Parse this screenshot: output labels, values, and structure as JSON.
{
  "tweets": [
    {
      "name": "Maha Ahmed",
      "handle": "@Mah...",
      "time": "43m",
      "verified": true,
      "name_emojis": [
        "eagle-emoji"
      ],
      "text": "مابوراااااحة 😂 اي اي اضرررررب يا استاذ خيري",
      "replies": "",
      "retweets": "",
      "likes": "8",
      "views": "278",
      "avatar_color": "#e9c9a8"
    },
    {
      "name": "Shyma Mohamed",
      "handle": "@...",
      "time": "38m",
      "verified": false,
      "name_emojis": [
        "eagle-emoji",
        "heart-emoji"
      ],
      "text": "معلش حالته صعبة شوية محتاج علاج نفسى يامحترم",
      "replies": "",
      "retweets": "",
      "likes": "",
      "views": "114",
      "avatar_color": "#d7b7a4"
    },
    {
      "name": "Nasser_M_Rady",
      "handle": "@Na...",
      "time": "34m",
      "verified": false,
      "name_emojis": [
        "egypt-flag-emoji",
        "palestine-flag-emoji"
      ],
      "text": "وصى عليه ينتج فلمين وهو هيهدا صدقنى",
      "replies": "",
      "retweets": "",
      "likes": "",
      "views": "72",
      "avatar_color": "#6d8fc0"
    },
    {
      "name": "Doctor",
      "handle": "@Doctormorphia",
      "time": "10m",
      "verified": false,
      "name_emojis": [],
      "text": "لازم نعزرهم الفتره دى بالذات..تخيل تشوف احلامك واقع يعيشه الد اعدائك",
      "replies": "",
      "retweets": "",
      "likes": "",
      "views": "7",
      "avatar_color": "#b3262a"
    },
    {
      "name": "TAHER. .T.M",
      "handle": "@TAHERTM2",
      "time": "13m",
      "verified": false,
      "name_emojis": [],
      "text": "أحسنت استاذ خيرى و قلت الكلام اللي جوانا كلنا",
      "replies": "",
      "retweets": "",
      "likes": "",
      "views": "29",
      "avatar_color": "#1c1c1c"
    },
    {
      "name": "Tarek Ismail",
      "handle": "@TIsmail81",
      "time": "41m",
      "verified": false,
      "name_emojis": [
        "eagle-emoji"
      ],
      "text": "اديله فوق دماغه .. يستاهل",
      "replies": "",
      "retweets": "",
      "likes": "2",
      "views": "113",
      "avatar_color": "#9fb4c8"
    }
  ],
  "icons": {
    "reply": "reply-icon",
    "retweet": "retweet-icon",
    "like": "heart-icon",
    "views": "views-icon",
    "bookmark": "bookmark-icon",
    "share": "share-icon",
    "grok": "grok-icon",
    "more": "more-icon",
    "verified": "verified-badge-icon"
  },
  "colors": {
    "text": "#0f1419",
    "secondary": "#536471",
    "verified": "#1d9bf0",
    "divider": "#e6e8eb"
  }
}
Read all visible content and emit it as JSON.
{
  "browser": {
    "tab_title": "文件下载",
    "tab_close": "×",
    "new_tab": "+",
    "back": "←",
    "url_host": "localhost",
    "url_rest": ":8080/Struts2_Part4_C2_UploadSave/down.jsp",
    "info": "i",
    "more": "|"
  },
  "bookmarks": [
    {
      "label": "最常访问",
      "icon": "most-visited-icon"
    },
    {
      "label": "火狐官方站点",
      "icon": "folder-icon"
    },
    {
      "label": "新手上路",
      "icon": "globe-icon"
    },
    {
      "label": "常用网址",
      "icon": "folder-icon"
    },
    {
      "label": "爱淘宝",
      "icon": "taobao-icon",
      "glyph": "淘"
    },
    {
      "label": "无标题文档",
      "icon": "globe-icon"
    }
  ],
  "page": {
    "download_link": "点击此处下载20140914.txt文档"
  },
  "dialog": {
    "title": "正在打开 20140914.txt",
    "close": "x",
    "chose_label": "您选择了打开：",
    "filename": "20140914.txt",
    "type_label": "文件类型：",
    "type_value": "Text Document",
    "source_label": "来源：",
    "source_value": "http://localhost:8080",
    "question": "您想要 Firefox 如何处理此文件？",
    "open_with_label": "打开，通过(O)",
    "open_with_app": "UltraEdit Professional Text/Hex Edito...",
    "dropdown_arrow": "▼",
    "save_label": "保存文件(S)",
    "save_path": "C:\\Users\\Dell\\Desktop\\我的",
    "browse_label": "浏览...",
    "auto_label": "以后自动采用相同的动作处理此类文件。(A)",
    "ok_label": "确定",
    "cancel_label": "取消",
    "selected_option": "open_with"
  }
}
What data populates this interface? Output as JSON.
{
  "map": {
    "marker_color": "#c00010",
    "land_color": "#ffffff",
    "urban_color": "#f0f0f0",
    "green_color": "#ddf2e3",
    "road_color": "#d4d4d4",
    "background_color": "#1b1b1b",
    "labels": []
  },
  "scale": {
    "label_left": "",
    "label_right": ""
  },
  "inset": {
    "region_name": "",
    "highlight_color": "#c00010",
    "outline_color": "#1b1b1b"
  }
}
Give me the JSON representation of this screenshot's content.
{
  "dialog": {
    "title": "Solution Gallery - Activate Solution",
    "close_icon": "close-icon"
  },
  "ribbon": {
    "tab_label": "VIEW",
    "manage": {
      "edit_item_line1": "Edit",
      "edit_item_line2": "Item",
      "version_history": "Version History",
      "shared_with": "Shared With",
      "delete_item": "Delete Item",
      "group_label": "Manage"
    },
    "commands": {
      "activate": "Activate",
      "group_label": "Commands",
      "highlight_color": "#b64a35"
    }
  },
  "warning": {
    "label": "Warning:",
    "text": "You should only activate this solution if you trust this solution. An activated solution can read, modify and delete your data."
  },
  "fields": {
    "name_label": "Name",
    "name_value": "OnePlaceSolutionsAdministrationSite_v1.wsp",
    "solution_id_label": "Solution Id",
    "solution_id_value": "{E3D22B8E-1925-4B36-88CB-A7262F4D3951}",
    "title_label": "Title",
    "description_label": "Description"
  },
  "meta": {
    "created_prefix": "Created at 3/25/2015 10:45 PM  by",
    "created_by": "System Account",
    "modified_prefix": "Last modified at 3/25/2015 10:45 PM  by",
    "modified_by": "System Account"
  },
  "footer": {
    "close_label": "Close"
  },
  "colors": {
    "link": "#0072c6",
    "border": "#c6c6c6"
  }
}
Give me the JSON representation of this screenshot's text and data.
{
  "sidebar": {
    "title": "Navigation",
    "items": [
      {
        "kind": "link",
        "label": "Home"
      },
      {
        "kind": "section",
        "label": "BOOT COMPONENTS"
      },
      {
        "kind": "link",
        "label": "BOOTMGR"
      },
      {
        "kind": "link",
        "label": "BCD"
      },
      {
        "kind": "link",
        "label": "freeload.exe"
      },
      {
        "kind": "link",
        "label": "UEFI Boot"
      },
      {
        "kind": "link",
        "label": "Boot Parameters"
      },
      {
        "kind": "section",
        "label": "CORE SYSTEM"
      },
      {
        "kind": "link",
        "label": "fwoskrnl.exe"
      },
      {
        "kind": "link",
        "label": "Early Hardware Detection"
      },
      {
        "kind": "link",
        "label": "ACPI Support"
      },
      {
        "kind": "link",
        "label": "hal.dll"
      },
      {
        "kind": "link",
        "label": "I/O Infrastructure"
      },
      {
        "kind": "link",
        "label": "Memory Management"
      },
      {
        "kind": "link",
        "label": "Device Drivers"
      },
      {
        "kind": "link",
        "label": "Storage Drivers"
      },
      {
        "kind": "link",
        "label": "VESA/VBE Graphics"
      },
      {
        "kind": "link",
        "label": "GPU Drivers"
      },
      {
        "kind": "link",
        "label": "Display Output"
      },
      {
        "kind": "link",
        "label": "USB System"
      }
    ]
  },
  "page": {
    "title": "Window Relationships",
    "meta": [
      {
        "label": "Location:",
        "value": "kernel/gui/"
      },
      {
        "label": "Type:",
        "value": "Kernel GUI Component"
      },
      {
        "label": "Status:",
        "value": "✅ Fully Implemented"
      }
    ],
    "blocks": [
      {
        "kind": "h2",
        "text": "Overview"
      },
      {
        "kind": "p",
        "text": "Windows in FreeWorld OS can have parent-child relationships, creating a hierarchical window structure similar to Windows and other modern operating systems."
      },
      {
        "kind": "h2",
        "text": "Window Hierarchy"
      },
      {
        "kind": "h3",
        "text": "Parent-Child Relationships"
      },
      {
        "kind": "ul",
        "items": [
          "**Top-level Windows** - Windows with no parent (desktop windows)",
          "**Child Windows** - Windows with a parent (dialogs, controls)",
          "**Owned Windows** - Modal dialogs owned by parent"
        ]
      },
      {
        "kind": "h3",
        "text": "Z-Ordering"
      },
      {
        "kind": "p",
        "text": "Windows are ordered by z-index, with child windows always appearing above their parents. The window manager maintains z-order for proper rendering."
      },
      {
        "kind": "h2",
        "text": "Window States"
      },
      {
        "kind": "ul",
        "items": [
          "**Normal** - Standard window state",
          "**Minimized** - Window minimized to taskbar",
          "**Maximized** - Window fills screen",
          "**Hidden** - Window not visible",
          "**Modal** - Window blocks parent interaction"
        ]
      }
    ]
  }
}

::::::::

The task:
Collect each line of the entries that has the word "localhost", copying it in full.

Output of the exercise:
    "url_host": "localhost",
    "source_value": "http://localhost:8080",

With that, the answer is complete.